* Given task:
Copy out the lines that include the word "说法错误".

(Collected data)
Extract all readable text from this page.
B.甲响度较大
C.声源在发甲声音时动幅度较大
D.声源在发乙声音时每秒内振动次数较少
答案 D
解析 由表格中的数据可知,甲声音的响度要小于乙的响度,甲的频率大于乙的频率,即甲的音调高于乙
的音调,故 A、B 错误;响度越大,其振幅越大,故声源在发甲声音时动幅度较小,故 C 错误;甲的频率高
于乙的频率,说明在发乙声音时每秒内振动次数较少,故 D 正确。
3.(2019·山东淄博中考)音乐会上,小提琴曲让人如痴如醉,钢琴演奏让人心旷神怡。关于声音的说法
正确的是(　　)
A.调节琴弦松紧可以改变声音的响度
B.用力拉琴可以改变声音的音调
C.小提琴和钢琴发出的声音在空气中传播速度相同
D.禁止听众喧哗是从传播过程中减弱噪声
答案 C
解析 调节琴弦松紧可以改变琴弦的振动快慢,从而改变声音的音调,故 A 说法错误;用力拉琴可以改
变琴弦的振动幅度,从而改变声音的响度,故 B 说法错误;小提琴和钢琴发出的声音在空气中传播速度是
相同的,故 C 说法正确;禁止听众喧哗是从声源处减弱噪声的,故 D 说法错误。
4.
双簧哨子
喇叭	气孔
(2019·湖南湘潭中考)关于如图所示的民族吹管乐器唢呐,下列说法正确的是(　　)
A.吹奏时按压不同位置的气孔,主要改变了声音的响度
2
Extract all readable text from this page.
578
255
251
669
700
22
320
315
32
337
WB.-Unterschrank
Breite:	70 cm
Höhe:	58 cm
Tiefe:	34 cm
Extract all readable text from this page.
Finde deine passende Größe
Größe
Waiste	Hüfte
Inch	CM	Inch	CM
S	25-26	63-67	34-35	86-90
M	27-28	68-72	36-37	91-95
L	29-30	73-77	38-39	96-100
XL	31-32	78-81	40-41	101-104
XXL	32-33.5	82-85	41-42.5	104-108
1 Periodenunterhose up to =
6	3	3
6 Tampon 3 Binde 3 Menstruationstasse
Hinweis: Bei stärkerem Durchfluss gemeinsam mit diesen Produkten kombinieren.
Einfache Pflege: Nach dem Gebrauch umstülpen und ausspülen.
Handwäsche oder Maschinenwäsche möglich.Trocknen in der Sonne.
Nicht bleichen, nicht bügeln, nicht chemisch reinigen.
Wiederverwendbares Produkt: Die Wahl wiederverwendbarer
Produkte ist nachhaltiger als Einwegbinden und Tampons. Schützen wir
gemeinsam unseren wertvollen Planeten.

* Response:
解析 调节琴弦松紧可以改变琴弦的振动快慢,从而改变声音的音调,故 A 说法错误;用力拉琴可以改
变琴弦的振动幅度,从而改变声音的响度,故 B 说法错误;小提琴和钢琴发出的声音在空气中传播速度是
相同的,故 C 说法正确;禁止听众喧哗是从声源处减弱噪声的,故 D 说法错误。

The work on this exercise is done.